### Your task
Find the lines with "reaction" in them and copy them out.

--- START ---

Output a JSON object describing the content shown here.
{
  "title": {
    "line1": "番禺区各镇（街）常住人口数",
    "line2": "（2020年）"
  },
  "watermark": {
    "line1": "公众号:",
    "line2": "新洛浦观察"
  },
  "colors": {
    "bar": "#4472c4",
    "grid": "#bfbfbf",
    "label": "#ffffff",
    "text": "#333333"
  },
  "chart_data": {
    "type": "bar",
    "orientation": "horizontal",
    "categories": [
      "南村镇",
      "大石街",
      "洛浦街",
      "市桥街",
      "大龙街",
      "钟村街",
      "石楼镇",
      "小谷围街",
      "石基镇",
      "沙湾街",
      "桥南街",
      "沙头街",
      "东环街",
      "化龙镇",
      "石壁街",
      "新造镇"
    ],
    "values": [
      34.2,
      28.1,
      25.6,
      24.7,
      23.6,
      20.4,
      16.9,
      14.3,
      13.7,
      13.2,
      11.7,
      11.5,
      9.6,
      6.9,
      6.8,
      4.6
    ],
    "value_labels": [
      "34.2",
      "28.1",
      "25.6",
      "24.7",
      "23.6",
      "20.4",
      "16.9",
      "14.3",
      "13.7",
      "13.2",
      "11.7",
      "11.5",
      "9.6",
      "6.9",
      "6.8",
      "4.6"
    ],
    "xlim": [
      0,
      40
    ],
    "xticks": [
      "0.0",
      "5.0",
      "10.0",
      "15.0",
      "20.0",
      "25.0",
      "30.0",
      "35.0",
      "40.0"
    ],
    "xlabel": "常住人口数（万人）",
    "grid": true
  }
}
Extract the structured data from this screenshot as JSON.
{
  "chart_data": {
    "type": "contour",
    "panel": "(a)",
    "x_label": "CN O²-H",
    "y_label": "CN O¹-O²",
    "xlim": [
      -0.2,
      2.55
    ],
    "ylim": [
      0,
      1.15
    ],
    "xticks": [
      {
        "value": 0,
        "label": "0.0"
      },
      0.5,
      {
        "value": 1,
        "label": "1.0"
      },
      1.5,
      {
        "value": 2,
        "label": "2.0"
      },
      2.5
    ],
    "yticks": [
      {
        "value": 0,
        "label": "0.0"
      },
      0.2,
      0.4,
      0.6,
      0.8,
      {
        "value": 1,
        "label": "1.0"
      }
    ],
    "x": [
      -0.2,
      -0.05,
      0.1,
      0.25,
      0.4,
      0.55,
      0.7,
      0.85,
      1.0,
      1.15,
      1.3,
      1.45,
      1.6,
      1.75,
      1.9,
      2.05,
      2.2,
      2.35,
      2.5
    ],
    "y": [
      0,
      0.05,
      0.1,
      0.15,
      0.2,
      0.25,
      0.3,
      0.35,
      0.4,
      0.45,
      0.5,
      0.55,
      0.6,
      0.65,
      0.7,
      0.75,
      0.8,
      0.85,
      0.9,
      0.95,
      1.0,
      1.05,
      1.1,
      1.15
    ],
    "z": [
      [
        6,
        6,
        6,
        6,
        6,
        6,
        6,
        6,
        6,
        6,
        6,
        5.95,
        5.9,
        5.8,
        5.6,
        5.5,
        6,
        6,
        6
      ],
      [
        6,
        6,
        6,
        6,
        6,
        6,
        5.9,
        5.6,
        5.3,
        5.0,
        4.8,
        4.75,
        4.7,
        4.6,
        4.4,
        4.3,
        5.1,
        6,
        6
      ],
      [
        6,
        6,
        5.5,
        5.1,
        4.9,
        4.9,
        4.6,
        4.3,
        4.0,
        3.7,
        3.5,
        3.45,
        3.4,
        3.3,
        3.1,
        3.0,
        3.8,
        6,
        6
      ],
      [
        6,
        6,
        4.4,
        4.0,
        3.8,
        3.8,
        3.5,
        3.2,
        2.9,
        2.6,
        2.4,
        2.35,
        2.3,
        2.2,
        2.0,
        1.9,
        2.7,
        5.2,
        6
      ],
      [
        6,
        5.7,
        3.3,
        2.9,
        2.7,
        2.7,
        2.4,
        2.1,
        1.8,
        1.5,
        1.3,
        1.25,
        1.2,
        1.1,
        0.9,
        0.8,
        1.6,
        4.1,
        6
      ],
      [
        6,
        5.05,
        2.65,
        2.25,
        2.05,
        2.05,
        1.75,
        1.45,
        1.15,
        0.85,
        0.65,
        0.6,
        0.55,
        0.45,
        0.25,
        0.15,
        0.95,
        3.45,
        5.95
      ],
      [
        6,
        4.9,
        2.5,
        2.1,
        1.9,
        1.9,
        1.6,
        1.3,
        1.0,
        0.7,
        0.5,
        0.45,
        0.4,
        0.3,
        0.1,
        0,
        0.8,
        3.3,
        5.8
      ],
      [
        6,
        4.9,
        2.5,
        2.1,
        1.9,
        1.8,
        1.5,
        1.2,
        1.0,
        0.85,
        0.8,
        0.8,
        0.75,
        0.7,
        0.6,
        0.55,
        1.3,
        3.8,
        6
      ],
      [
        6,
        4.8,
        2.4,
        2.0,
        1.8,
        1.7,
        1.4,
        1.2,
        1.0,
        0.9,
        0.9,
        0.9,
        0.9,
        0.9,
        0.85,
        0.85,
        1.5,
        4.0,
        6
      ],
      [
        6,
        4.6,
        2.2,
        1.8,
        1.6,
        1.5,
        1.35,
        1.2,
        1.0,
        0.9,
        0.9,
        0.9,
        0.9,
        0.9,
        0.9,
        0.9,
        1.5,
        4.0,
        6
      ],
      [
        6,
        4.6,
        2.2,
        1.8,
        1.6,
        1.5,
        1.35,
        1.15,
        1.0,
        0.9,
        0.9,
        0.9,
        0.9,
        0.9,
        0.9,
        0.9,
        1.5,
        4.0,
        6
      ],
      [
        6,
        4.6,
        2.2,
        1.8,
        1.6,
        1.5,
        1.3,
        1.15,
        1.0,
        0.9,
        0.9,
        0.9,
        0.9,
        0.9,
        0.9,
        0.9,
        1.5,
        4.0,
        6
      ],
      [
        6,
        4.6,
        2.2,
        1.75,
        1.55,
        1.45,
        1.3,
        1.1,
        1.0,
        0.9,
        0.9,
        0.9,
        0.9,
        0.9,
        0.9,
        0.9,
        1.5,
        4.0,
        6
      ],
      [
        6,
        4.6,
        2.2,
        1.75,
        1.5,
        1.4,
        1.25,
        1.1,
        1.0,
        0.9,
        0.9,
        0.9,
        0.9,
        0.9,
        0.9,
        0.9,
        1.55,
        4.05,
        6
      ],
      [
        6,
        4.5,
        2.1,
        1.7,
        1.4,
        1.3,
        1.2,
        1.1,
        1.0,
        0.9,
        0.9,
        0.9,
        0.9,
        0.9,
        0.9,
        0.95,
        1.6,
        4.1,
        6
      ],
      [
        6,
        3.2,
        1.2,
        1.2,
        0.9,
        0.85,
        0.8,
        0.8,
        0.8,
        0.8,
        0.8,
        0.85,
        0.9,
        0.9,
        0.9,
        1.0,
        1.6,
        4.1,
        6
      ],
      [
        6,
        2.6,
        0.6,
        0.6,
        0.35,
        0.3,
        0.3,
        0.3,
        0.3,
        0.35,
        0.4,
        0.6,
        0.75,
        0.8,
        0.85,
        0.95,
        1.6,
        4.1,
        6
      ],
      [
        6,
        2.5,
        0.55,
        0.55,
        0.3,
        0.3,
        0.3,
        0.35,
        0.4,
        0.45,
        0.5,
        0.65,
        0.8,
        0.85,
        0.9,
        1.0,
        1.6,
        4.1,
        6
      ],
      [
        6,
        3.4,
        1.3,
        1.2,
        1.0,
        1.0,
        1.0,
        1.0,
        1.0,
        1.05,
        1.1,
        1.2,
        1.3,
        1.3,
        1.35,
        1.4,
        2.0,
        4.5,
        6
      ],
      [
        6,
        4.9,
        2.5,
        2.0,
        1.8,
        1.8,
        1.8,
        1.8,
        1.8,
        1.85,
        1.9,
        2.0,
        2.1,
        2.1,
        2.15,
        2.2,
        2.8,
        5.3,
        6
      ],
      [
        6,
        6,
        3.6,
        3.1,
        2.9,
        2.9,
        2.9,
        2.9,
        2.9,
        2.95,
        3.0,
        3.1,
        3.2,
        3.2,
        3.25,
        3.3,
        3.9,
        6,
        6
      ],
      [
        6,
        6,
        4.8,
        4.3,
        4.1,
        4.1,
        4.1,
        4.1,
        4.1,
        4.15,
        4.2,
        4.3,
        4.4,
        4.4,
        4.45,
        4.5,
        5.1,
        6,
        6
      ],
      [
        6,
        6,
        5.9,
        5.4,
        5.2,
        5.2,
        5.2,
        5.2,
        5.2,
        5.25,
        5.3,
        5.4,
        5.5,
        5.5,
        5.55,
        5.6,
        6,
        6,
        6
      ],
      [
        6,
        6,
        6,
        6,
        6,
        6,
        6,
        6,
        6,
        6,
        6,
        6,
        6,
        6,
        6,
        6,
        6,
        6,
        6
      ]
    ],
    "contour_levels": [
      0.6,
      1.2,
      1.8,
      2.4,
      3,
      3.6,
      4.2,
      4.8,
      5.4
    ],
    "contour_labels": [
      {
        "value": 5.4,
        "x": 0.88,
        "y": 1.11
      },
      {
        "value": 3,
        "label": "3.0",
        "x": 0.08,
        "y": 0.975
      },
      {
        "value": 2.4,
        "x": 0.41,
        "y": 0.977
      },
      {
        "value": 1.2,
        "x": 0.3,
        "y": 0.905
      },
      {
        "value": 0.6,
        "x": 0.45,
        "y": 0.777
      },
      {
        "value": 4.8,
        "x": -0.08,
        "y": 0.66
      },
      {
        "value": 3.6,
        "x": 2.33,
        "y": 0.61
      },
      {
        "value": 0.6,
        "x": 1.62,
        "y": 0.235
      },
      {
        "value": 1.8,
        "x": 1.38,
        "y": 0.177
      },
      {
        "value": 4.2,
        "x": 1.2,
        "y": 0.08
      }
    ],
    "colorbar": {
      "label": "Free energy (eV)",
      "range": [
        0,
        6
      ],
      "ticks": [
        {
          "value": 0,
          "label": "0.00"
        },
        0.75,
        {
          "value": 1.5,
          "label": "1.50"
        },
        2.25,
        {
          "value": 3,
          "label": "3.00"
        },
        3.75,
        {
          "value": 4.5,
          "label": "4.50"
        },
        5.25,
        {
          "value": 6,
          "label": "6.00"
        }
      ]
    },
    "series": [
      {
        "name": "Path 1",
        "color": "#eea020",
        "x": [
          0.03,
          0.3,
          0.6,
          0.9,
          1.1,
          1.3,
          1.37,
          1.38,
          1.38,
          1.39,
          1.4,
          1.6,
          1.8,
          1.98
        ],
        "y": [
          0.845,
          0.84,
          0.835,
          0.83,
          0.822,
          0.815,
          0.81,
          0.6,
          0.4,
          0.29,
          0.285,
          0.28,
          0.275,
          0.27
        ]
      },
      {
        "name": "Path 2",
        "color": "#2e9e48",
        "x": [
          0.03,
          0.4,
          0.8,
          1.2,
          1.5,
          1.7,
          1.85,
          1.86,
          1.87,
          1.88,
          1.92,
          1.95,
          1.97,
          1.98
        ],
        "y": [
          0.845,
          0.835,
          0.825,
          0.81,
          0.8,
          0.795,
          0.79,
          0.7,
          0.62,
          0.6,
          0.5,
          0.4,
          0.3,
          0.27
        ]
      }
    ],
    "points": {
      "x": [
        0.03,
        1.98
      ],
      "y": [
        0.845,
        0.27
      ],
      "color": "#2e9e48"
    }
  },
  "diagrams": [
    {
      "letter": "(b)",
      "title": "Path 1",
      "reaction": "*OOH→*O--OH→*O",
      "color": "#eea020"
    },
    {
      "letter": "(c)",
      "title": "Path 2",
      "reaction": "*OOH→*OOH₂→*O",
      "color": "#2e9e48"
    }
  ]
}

--- END ---

### Written response
      "reaction": "*OOH→*O--OH→*O",
      "reaction": "*OOH→*OOH₂→*O",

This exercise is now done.